**REQUIRED TASK**
Look through the material and tally each line bearing the word "guanji". Give only the total.

---

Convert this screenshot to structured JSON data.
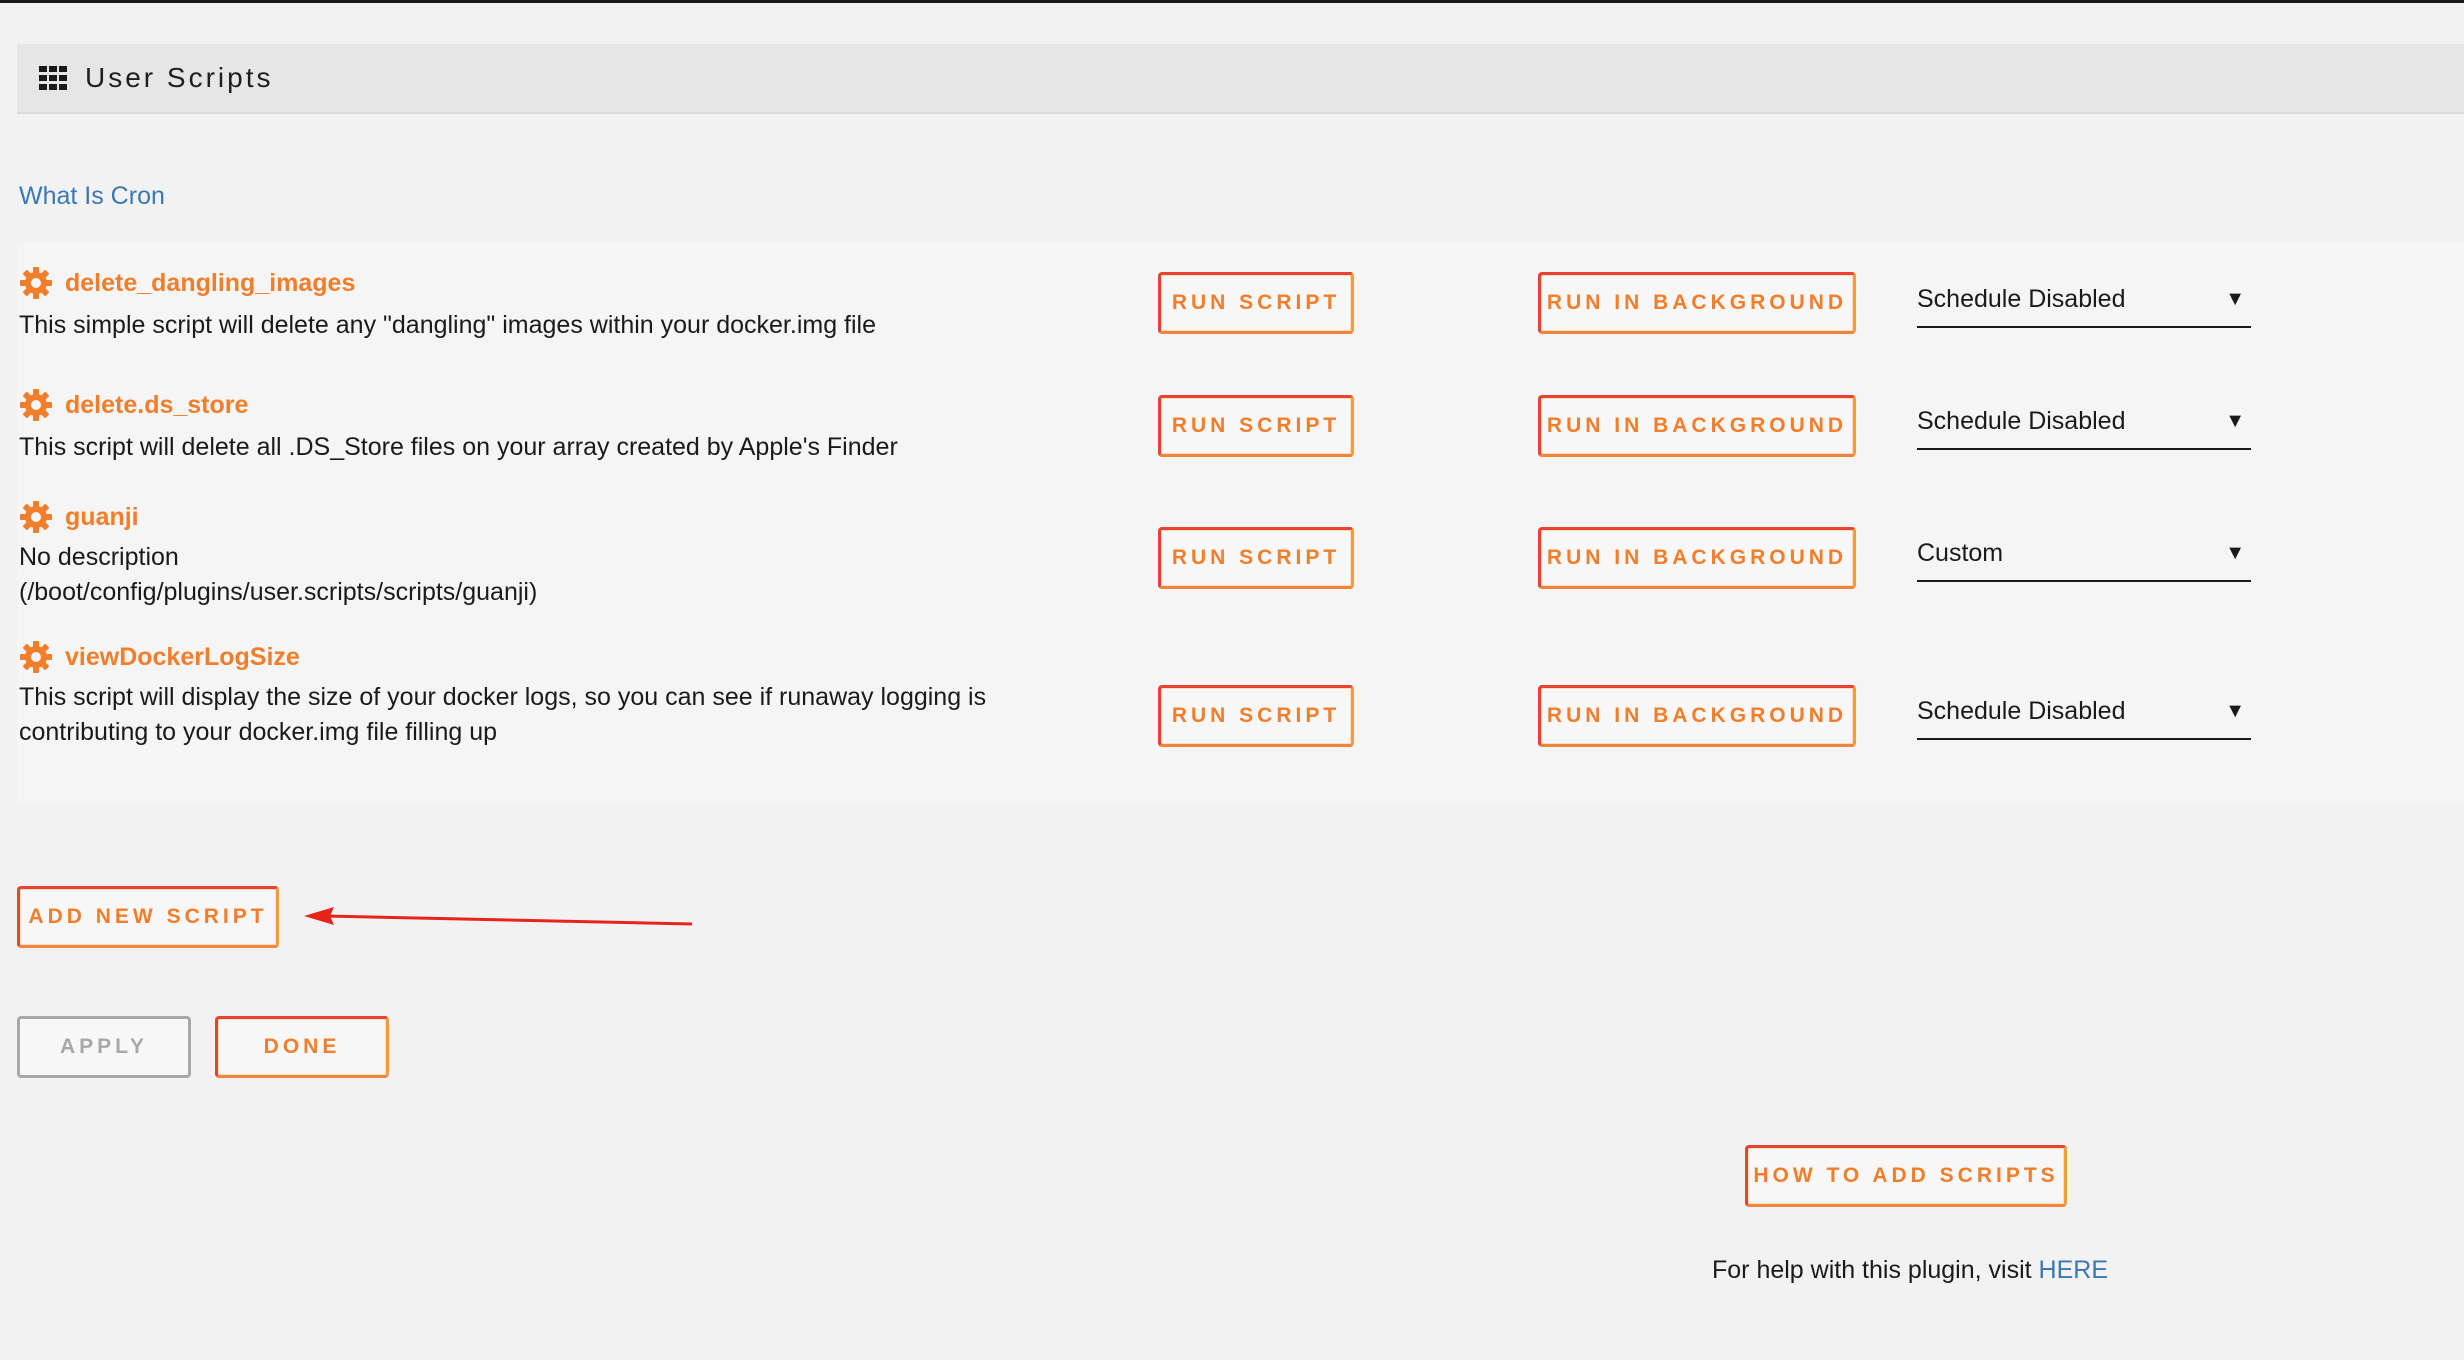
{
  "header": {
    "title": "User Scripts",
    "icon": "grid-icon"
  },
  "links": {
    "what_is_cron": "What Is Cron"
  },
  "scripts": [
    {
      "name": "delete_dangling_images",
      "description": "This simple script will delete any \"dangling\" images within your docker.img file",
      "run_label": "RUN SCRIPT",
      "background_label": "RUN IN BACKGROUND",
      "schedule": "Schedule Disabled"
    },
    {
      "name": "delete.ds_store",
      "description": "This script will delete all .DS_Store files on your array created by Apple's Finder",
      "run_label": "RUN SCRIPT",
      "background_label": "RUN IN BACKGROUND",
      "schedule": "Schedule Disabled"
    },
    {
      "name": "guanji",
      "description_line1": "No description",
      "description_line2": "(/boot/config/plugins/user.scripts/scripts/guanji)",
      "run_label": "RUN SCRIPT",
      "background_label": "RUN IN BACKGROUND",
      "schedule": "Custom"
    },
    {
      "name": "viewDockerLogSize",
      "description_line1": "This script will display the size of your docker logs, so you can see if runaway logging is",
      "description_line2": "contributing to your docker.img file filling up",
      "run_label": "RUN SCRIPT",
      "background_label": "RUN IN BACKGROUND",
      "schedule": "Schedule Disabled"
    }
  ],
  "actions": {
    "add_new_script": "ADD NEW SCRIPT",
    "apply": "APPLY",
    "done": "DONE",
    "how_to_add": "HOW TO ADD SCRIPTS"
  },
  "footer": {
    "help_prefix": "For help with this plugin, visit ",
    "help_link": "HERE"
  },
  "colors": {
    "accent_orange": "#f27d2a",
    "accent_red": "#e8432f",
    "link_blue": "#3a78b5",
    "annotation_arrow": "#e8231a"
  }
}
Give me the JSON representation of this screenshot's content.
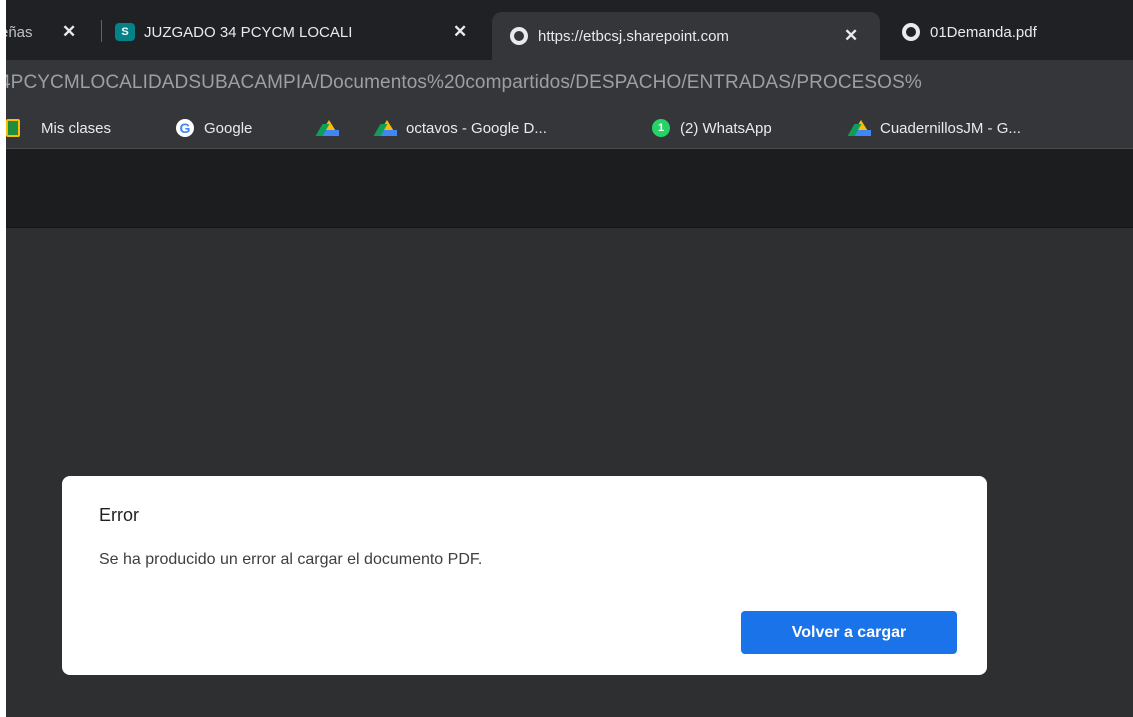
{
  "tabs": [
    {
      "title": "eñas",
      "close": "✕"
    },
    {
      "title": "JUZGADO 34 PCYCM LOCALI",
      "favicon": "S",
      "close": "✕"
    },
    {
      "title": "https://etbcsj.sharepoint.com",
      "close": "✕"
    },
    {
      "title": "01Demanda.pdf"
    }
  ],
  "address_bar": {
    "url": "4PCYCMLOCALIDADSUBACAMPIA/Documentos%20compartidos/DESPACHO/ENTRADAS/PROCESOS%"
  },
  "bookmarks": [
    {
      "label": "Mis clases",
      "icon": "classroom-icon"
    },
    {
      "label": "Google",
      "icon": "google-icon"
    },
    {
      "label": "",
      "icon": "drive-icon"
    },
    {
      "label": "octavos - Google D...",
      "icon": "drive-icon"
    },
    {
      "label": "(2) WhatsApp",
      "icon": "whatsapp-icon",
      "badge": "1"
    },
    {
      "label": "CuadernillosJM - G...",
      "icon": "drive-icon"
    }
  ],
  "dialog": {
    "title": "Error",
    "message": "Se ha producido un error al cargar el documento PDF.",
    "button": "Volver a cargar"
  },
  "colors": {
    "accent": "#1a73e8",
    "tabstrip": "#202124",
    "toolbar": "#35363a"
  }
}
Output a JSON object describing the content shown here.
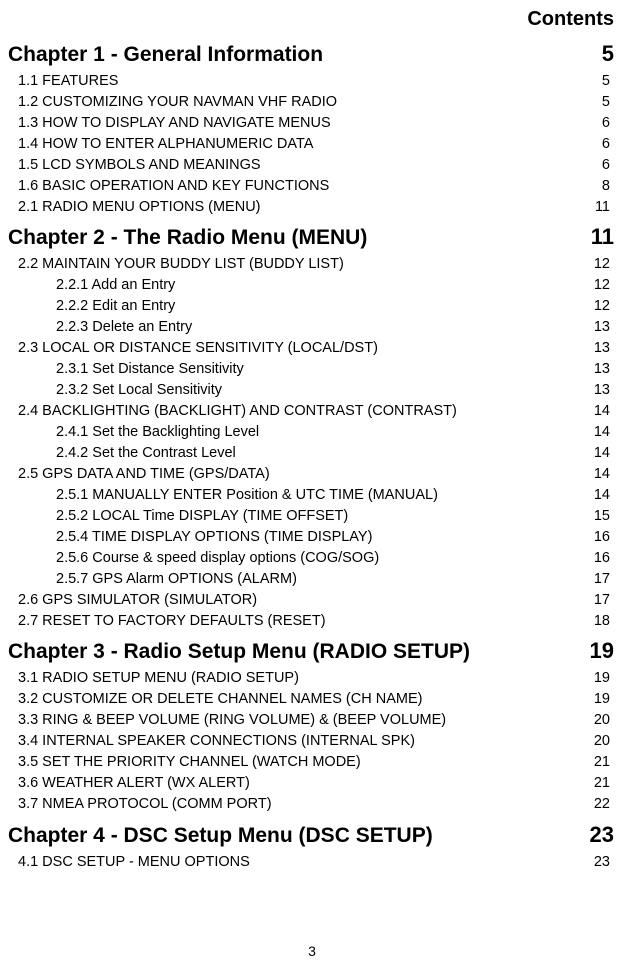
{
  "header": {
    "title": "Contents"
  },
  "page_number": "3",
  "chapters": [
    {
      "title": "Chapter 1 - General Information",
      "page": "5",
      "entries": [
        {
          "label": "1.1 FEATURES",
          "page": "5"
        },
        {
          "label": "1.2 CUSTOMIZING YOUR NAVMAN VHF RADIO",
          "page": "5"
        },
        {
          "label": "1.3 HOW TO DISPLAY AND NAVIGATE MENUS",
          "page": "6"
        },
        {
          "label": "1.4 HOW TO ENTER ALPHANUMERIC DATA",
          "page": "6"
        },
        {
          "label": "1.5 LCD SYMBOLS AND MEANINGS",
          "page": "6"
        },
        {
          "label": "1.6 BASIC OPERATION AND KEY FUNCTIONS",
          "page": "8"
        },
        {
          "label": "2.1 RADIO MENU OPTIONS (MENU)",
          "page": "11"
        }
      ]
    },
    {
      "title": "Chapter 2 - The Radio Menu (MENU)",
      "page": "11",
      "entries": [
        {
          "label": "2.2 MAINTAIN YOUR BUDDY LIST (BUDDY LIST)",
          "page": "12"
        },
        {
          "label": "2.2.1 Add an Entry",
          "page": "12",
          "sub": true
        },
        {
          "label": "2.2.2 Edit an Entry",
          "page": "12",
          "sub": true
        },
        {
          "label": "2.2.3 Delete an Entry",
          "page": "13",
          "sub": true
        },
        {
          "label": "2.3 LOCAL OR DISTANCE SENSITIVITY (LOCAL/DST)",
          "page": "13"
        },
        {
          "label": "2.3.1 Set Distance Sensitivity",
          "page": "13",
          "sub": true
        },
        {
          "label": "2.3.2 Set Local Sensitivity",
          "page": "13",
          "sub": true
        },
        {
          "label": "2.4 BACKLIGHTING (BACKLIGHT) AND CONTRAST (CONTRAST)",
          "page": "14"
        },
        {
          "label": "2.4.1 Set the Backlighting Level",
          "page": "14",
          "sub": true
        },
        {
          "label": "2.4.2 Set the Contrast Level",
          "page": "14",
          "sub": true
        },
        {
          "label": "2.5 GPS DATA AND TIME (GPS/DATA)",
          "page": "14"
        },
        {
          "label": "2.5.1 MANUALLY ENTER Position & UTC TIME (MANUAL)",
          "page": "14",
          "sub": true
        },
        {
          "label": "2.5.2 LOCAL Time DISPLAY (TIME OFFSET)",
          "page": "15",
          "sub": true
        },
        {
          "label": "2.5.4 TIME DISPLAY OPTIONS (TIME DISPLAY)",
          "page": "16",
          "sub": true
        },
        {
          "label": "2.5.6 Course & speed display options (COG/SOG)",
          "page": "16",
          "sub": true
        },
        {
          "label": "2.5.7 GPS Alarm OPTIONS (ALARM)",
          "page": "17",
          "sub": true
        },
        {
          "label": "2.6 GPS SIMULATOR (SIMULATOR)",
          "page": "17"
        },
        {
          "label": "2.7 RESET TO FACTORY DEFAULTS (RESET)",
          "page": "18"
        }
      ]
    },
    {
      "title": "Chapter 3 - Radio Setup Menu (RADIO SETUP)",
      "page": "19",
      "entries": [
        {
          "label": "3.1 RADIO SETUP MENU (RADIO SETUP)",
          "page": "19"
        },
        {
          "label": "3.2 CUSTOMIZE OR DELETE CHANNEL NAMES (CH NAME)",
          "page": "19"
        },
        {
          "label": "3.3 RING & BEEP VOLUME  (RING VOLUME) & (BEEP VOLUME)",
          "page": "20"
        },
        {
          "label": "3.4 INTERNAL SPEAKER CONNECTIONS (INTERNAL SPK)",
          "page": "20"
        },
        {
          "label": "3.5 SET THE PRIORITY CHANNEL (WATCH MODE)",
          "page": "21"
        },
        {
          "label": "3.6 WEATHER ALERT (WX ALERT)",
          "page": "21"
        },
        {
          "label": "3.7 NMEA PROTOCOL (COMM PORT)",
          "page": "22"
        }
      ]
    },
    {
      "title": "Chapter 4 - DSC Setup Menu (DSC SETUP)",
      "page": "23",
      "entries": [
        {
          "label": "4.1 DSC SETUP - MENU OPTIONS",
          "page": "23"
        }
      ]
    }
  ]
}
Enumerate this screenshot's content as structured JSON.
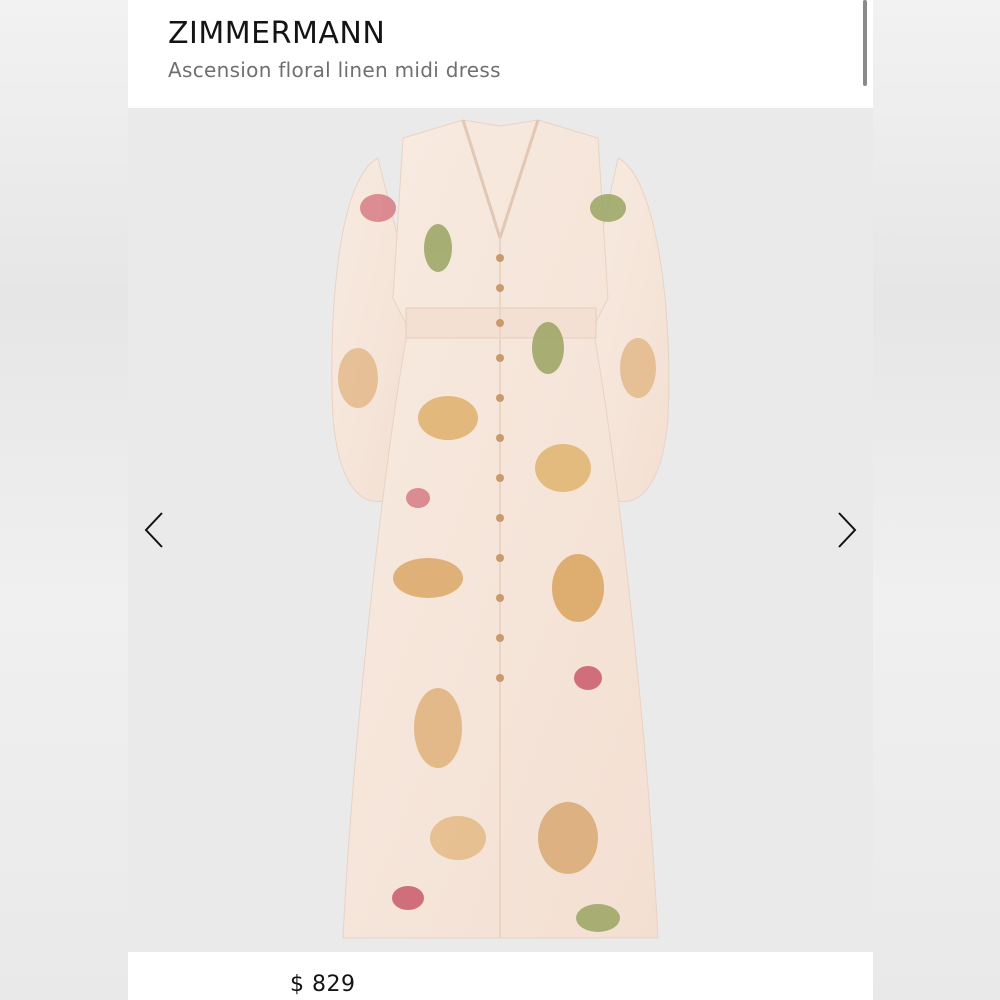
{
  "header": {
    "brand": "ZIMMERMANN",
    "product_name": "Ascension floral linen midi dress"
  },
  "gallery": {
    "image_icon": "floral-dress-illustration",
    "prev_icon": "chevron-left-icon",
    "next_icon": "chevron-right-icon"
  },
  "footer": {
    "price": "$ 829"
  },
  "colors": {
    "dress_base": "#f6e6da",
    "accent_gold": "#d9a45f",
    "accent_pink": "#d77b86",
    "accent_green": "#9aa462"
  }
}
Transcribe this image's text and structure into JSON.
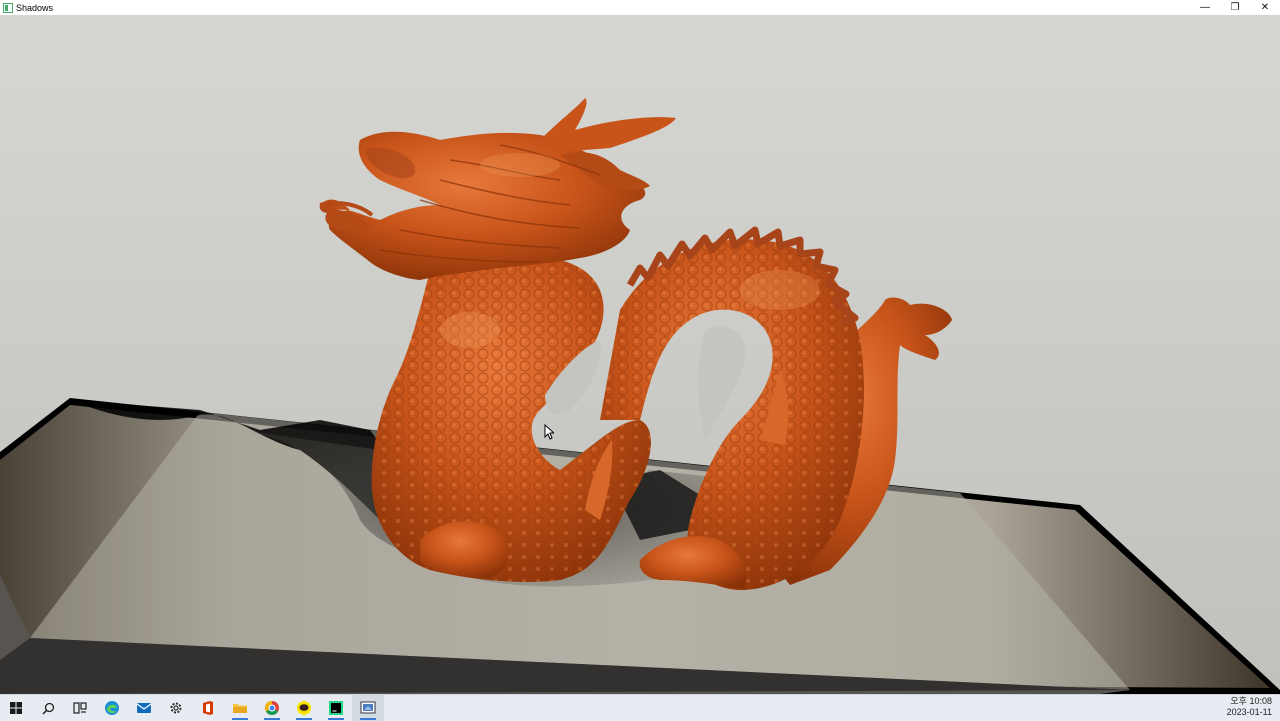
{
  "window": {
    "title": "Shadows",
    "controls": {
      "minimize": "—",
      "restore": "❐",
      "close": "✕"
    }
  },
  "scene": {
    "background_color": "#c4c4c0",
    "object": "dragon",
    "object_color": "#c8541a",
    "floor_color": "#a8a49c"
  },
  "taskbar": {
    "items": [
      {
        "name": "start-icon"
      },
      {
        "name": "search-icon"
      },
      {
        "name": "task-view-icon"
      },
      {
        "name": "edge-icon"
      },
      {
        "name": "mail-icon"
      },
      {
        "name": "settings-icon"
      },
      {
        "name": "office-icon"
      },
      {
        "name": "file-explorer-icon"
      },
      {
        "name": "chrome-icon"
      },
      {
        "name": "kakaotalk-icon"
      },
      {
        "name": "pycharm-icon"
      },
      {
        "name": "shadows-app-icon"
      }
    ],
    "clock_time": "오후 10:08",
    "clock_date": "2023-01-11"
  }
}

---

**COMPLETED EXERCISE**
2